Brief: Among the lines of these entries, how many hold the word "podstawę"? State only the number.

Extracted information:
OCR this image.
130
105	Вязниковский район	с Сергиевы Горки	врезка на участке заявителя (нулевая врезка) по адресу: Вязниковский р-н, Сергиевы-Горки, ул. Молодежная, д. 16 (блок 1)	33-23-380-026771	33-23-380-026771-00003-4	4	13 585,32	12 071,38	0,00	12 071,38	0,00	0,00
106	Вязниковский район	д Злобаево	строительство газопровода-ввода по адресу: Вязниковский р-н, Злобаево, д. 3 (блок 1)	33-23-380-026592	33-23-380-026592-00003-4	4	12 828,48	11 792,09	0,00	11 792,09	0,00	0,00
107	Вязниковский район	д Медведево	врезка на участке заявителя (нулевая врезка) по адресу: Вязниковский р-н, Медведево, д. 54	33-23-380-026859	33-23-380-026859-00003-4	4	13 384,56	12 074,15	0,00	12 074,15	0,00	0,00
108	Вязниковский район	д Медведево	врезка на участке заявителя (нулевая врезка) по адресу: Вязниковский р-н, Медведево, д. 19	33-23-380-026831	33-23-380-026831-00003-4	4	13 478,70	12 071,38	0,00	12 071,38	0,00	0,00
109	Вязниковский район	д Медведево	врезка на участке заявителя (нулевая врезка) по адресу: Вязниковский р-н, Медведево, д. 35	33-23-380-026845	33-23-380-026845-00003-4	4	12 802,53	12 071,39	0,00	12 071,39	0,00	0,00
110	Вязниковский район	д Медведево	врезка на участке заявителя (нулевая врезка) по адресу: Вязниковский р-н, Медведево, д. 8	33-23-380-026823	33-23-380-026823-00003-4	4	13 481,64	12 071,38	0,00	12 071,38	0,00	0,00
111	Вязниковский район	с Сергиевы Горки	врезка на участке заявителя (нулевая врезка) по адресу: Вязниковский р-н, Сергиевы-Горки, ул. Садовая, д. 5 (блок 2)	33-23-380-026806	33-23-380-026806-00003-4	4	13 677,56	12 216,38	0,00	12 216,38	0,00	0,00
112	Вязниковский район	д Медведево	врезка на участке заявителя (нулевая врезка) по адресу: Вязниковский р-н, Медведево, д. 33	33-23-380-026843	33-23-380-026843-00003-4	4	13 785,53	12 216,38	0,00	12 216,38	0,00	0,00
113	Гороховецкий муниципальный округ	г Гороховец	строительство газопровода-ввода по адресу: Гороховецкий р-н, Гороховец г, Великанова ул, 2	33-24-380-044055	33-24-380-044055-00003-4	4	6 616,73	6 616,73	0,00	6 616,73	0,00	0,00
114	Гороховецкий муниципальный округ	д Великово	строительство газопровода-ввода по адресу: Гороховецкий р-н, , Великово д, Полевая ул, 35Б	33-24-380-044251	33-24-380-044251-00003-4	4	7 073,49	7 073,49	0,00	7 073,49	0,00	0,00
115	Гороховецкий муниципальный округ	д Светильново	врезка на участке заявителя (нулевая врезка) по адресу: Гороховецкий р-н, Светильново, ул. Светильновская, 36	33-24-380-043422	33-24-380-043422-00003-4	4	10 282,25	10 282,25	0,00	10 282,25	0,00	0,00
...
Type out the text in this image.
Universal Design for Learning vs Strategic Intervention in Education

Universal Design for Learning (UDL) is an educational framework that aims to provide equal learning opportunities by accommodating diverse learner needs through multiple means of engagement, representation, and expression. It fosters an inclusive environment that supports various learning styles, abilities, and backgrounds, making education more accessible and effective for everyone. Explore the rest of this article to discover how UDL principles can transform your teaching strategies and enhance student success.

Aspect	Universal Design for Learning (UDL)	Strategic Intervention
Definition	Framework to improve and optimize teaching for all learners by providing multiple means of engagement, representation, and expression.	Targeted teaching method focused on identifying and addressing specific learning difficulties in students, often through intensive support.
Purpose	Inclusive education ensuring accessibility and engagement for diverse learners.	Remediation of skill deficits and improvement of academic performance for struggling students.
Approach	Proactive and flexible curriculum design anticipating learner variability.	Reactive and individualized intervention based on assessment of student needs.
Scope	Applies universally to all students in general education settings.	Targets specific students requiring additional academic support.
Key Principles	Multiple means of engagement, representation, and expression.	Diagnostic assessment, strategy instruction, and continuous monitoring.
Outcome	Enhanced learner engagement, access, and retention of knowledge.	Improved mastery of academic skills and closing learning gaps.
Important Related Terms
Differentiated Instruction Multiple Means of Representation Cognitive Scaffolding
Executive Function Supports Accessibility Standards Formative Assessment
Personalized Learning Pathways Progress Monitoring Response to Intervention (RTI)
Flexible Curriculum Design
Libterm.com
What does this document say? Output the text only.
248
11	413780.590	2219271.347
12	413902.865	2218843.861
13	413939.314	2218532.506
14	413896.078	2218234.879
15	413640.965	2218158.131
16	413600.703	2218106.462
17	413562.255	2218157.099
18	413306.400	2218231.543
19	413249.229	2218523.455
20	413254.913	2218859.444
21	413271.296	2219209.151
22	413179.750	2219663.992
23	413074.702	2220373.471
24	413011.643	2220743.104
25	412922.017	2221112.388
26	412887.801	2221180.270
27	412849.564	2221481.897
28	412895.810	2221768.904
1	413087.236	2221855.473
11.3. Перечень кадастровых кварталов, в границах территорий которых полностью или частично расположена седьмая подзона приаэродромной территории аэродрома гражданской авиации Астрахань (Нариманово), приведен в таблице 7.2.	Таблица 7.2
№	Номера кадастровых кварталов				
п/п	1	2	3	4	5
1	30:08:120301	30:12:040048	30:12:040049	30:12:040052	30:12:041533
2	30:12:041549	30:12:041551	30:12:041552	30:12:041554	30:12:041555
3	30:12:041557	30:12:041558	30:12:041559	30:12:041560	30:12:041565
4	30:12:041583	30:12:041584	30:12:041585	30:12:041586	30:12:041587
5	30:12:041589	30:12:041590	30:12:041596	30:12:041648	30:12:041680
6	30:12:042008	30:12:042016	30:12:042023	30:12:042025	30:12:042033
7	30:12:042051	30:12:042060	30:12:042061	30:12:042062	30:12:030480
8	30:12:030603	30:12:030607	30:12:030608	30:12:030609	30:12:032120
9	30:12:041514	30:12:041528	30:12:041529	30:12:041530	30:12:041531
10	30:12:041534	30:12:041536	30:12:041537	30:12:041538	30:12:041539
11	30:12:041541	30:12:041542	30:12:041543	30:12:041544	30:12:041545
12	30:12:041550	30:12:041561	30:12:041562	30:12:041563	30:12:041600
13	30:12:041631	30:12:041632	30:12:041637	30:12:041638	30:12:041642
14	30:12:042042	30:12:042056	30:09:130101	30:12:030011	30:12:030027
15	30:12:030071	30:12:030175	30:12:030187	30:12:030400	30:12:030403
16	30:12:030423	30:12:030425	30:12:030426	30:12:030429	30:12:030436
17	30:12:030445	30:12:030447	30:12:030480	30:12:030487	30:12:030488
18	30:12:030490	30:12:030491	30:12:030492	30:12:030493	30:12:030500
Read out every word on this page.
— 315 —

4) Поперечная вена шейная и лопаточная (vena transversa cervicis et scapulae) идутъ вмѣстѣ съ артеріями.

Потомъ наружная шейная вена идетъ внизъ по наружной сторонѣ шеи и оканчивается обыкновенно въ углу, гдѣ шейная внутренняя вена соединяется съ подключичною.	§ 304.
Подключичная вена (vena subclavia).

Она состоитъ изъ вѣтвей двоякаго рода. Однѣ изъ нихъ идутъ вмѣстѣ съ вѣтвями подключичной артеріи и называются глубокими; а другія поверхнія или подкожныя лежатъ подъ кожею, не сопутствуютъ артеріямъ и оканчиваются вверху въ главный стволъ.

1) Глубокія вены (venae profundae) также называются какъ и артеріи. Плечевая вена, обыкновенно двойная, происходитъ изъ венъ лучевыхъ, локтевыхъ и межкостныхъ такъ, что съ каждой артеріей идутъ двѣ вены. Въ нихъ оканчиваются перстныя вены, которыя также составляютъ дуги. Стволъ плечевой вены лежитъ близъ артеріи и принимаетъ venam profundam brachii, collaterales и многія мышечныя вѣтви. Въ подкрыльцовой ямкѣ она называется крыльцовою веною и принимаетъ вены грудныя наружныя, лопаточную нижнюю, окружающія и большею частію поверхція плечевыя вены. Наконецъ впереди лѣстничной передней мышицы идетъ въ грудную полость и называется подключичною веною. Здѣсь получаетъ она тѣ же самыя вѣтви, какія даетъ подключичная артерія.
==
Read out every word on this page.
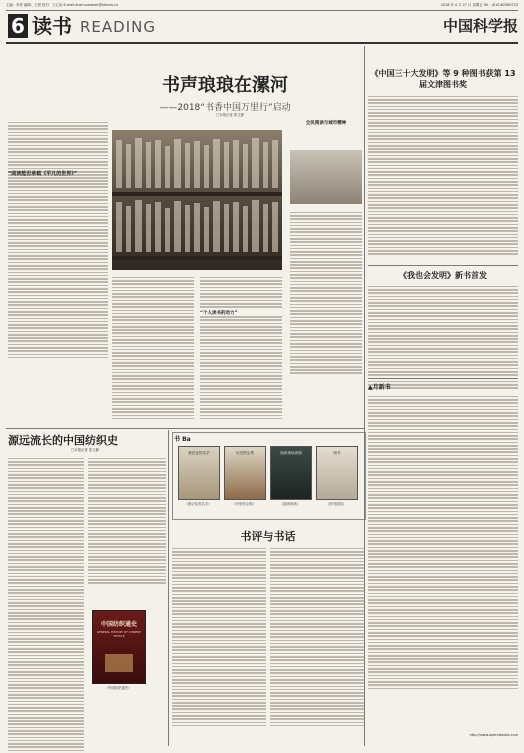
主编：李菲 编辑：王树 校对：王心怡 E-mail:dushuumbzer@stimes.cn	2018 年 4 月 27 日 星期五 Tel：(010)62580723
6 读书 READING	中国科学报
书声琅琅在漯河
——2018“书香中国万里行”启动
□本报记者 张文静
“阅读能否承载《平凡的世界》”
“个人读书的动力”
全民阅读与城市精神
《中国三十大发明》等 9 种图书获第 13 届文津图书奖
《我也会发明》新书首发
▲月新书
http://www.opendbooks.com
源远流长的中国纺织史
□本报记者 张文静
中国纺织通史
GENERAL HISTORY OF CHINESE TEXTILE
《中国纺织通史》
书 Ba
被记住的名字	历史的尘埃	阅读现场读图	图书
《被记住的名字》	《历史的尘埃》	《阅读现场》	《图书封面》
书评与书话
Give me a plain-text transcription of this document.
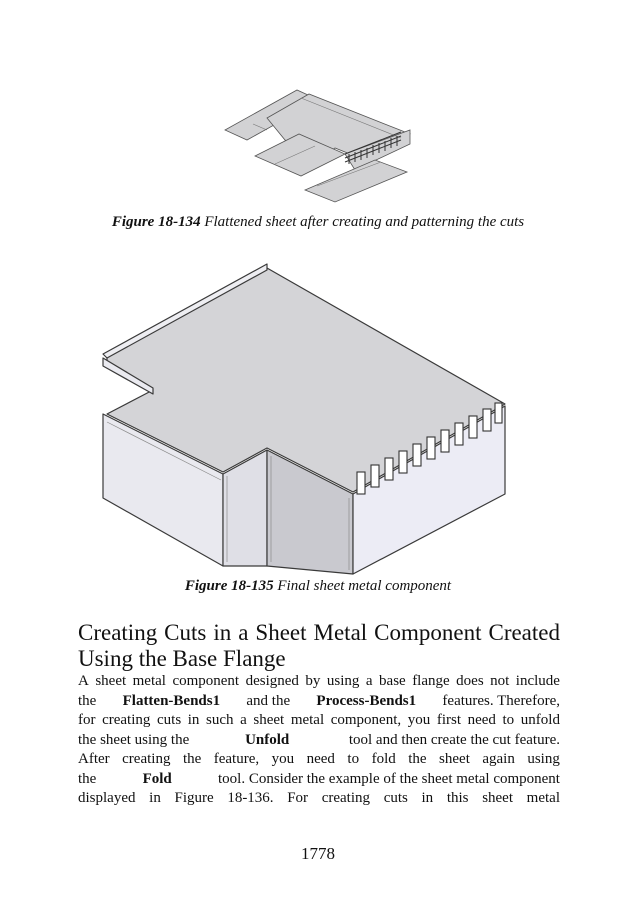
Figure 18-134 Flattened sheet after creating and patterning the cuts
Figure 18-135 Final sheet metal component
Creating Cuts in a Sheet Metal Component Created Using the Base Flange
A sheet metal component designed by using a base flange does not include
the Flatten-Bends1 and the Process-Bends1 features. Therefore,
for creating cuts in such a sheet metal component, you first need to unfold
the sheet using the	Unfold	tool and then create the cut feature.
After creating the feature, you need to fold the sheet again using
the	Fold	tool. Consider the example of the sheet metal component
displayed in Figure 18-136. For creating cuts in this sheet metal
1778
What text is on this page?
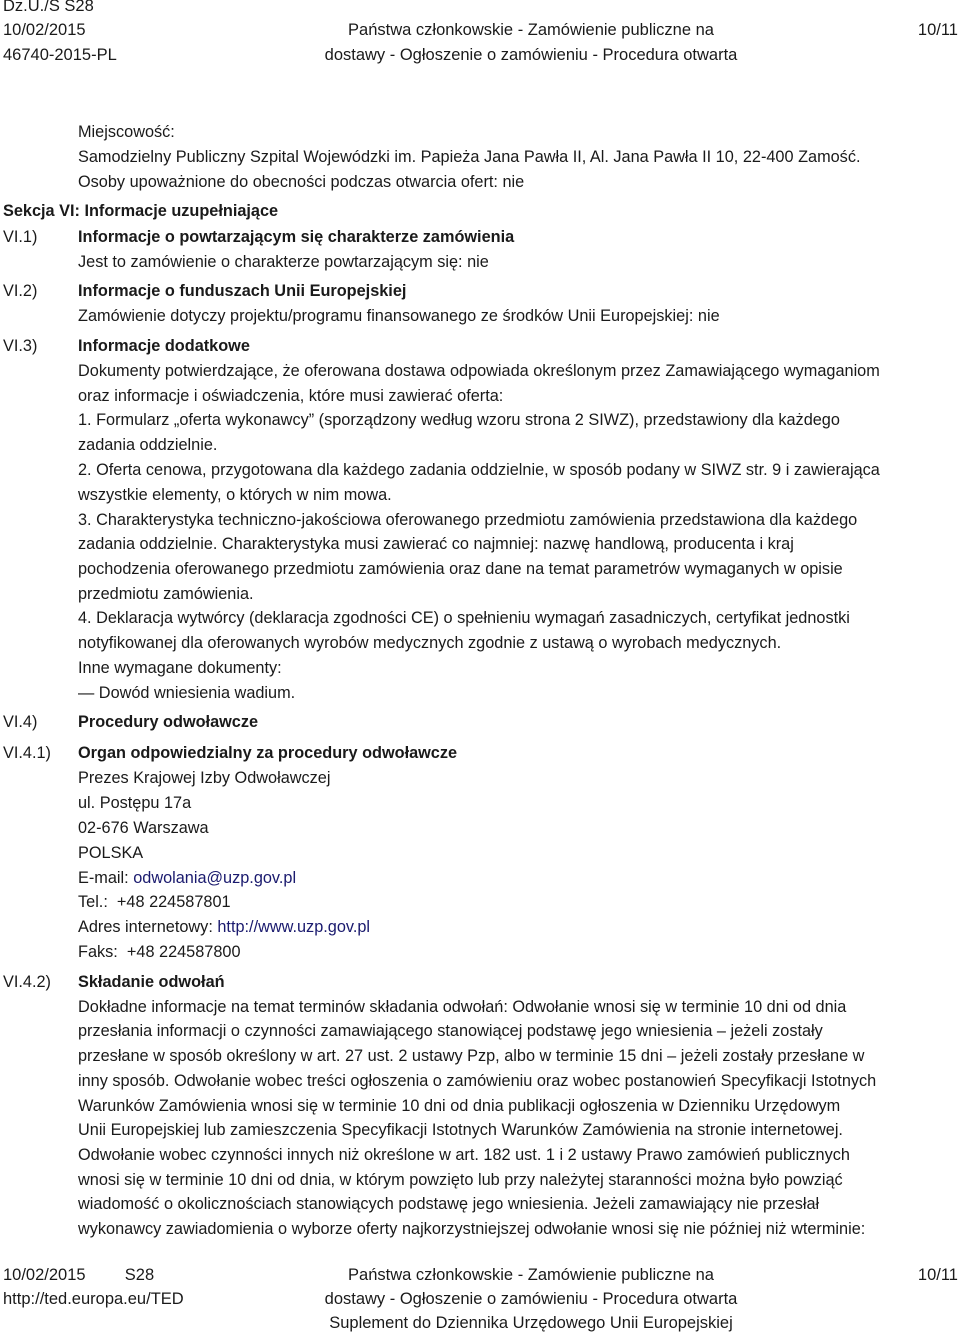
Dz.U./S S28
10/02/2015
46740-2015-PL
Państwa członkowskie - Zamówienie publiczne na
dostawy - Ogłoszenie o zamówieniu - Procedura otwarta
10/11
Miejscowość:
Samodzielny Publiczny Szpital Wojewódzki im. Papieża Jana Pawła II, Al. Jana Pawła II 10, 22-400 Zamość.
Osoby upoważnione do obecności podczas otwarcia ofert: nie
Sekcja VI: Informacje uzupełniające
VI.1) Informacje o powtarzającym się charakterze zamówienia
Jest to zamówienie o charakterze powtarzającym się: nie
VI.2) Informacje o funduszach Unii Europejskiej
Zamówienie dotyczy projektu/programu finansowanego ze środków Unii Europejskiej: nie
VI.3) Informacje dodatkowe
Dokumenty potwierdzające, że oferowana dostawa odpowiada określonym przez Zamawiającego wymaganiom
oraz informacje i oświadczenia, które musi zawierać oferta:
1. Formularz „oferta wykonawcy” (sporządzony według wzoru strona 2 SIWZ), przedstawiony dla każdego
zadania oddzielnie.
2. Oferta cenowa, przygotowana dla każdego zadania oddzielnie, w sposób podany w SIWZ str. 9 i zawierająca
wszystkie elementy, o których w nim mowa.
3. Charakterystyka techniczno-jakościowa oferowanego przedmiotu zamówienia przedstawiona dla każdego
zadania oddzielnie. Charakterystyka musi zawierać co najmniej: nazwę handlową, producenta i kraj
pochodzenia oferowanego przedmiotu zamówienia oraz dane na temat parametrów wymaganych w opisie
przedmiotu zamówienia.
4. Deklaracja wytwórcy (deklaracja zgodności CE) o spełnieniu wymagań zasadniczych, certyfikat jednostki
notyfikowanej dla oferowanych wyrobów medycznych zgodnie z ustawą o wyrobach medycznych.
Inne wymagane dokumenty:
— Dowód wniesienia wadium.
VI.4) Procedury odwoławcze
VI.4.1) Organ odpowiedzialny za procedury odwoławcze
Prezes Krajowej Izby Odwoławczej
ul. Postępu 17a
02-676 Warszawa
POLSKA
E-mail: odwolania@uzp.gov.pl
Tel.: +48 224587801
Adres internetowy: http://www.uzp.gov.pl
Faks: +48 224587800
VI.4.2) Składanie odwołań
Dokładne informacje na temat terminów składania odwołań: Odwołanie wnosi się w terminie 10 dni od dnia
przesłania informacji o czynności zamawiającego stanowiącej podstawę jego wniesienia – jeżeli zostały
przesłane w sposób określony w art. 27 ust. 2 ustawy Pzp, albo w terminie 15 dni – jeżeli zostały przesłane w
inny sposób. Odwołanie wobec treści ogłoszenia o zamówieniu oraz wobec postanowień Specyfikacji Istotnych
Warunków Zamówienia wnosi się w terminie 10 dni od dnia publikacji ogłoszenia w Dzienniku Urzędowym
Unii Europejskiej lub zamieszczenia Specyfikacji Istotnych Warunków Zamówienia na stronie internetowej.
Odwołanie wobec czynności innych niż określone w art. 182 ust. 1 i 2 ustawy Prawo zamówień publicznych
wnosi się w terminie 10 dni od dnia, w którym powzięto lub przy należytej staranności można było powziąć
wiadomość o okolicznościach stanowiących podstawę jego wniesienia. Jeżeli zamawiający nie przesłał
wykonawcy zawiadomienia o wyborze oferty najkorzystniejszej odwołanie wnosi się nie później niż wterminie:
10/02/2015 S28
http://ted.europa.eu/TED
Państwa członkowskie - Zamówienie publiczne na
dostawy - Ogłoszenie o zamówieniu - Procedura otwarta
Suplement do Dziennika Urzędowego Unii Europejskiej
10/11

Response for this exercise: 2